◆ **Material for this exercise**:
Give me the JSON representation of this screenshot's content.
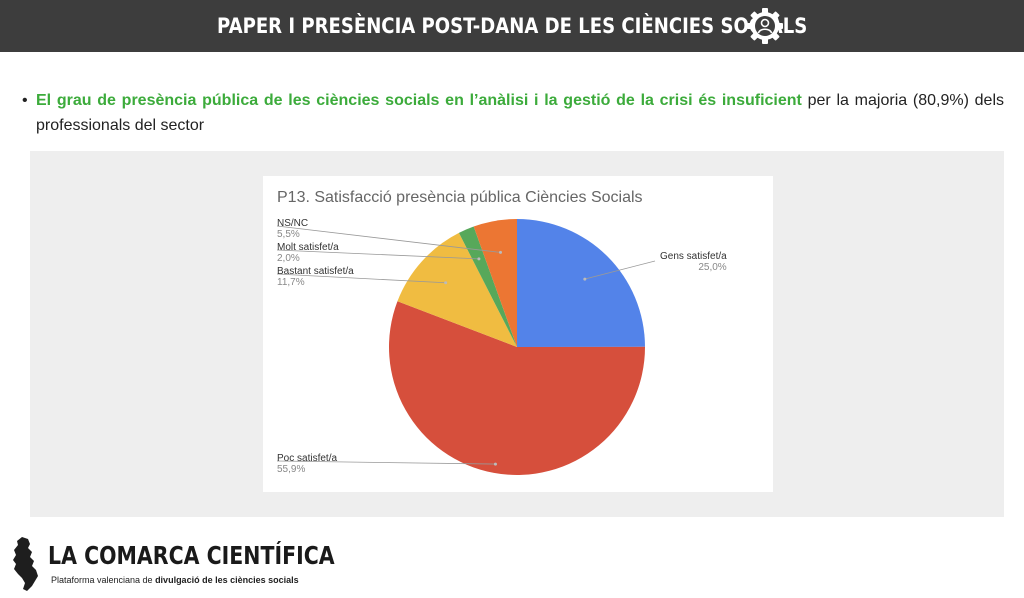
{
  "header": {
    "title": "PAPER I PRESÈNCIA POST-DANA DE LES CIÈNCIES SOCIALS",
    "icon": "user-gear-icon",
    "background": "#3d3d3d"
  },
  "bullet": {
    "highlight": "El grau de presència pública de les ciències socials en l’anàlisi i la gestió de la crisi és insuficient",
    "rest": "per la majoria (80,9%) dels professionals del sector",
    "highlight_color": "#3cab3b"
  },
  "chart_data": {
    "type": "pie",
    "title": "P13. Satisfacció presència pública Ciències Socials",
    "slices": [
      {
        "label": "Gens satisfet/a",
        "value": 25.0,
        "display": "25,0%",
        "color": "#5383e9"
      },
      {
        "label": "Poc satisfet/a",
        "value": 55.9,
        "display": "55,9%",
        "color": "#d64f3c"
      },
      {
        "label": "Bastant satisfet/a",
        "value": 11.7,
        "display": "11,7%",
        "color": "#f0bc41"
      },
      {
        "label": "Molt satisfet/a",
        "value": 2.0,
        "display": "2,0%",
        "color": "#57a85a"
      },
      {
        "label": "NS/NC",
        "value": 5.5,
        "display": "5,5%",
        "color": "#ec7633"
      }
    ]
  },
  "footer": {
    "brand": "LA COMARCA CIENTÍFICA",
    "tagline_pre": "Plataforma valenciana de ",
    "tagline_bold": "divulgació de les ciències socials",
    "logo_icon": "valencia-map-icon"
  }
}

◆ **Written exercise**: Will you set down the records word for word while leaving out every picture?

◆ **Completed exercise**:
Give me the JSON representation of this screenshot's content.
{
  "header": {
    "title": "PAPER I PRESÈNCIA POST-DANA DE LES CIÈNCIES SOCIALS",
    "icon": "user-gear-icon",
    "background": "#3d3d3d"
  },
  "bullet": {
    "highlight": "El grau de presència pública de les ciències socials en l’anàlisi i la gestió de la crisi és insuficient",
    "rest": "per la majoria (80,9%) dels professionals del sector",
    "highlight_color": "#3cab3b"
  },
  "chart_data": {
    "type": "pie",
    "title": "P13. Satisfacció presència pública Ciències Socials",
    "slices": [
      {
        "label": "Gens satisfet/a",
        "value": 25.0,
        "display": "25,0%",
        "color": "#5383e9"
      },
      {
        "label": "Poc satisfet/a",
        "value": 55.9,
        "display": "55,9%",
        "color": "#d64f3c"
      },
      {
        "label": "Bastant satisfet/a",
        "value": 11.7,
        "display": "11,7%",
        "color": "#f0bc41"
      },
      {
        "label": "Molt satisfet/a",
        "value": 2.0,
        "display": "2,0%",
        "color": "#57a85a"
      },
      {
        "label": "NS/NC",
        "value": 5.5,
        "display": "5,5%",
        "color": "#ec7633"
      }
    ]
  },
  "footer": {
    "brand": "LA COMARCA CIENTÍFICA",
    "tagline_pre": "Plataforma valenciana de ",
    "tagline_bold": "divulgació de les ciències socials",
    "logo_icon": "valencia-map-icon"
  }
}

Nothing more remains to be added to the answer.